**WHAT TO WORK ON:** Repeat the listing in full, preserving every character.

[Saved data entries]

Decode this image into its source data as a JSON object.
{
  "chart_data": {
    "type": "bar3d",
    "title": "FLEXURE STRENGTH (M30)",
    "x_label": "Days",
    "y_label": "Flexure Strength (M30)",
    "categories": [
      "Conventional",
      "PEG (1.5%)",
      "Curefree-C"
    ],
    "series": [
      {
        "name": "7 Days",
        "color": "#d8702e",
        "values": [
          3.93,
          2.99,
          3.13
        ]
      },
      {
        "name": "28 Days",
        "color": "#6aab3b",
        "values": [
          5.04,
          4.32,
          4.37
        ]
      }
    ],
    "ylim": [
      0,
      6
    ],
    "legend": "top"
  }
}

**SOLUTION FOR THIS PROBLEM:**
Decode this image into its source data as a JSON object.
{
  "chart_data": {
    "type": "bar3d",
    "title": "FLEXURE STRENGTH (M30)",
    "x_label": "Days",
    "y_label": "Flexure Strength (M30)",
    "categories": [
      "Conventional",
      "PEG (1.5%)",
      "Curefree-C"
    ],
    "series": [
      {
        "name": "7 Days",
        "color": "#d8702e",
        "values": [
          3.93,
          2.99,
          3.13
        ]
      },
      {
        "name": "28 Days",
        "color": "#6aab3b",
        "values": [
          5.04,
          4.32,
          4.37
        ]
      }
    ],
    "ylim": [
      0,
      6
    ],
    "legend": "top"
  }
}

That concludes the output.